*Stated goal*: Report how many lines of the listing below include the word "єднання". Give nothing but the number.

*Provided records*:
************

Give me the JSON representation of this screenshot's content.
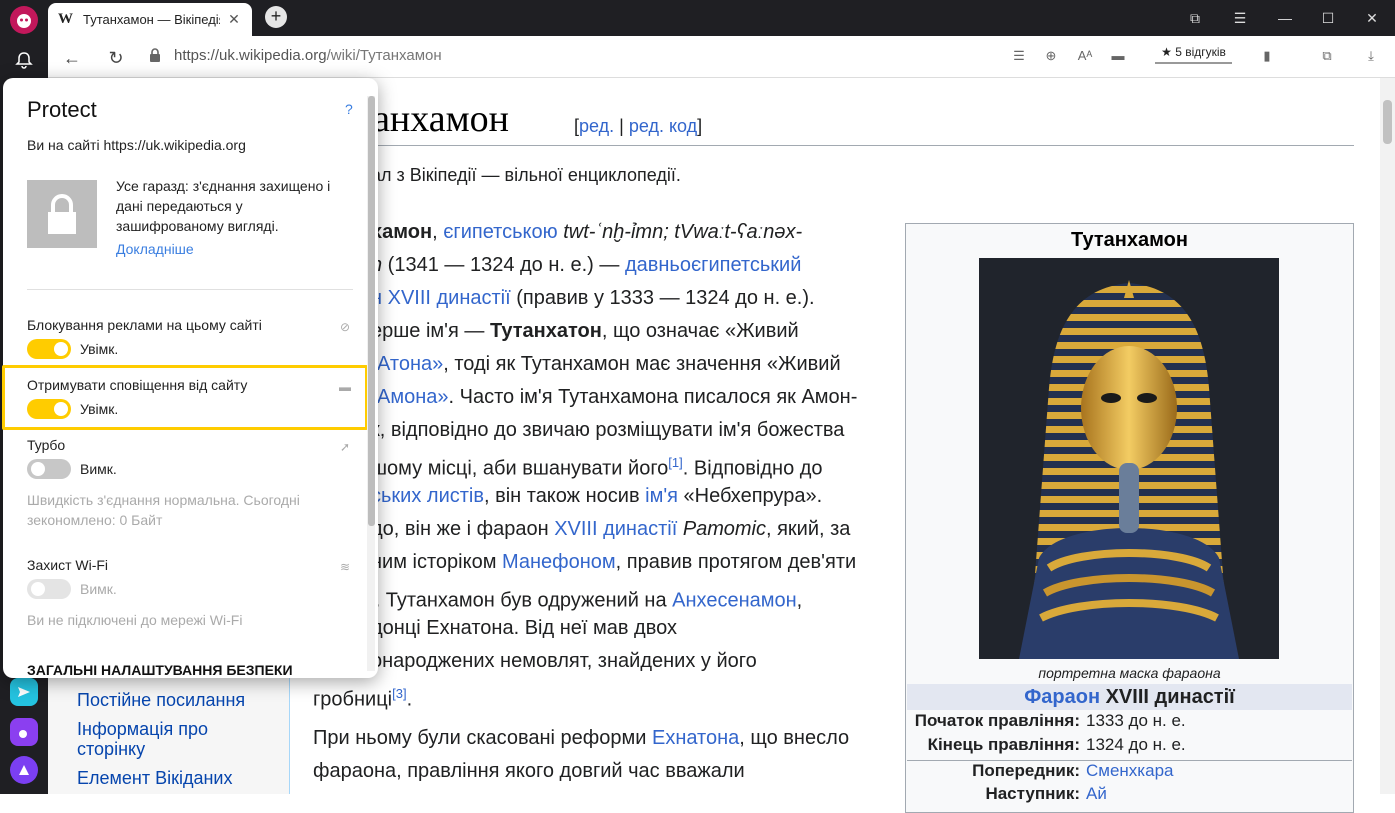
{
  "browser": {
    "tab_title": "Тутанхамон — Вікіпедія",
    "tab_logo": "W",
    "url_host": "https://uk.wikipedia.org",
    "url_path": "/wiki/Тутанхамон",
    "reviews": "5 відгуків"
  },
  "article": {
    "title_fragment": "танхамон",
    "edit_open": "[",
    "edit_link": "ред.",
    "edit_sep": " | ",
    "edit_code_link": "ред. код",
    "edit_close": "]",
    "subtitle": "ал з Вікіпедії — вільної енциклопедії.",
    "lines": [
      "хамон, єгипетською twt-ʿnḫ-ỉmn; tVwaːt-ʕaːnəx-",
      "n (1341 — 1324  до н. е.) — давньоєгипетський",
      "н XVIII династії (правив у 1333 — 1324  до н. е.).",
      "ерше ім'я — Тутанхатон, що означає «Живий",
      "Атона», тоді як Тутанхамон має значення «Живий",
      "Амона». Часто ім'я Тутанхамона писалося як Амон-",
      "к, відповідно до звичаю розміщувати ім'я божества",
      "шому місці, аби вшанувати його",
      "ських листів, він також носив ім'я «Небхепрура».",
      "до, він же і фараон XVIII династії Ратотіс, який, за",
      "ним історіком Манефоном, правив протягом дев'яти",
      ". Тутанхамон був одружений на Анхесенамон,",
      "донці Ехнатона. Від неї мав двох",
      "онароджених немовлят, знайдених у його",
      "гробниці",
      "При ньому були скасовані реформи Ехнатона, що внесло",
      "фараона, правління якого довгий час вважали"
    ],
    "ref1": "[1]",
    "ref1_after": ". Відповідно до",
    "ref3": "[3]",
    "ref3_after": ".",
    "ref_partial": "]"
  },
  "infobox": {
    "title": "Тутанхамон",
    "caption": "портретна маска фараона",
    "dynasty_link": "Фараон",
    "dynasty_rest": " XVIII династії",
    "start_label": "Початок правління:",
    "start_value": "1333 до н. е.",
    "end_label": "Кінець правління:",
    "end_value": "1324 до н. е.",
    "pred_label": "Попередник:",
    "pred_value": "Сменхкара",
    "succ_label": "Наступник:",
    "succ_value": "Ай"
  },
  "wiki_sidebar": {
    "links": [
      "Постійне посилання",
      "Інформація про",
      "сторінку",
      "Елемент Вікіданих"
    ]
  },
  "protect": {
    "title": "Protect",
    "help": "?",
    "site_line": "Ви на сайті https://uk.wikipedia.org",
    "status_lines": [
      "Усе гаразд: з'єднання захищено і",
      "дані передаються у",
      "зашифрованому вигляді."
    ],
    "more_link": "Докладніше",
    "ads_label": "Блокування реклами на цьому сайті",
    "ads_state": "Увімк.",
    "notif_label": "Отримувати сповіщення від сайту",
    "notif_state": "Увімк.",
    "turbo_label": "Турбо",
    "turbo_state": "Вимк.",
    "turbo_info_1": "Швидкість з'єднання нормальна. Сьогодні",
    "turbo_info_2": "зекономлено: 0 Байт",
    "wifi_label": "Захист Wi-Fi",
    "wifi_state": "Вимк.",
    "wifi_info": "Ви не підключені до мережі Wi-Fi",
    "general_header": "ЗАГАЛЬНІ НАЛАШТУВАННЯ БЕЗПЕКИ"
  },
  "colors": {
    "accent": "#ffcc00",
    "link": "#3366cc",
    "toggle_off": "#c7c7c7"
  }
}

************

*Solution for this exercise*: 2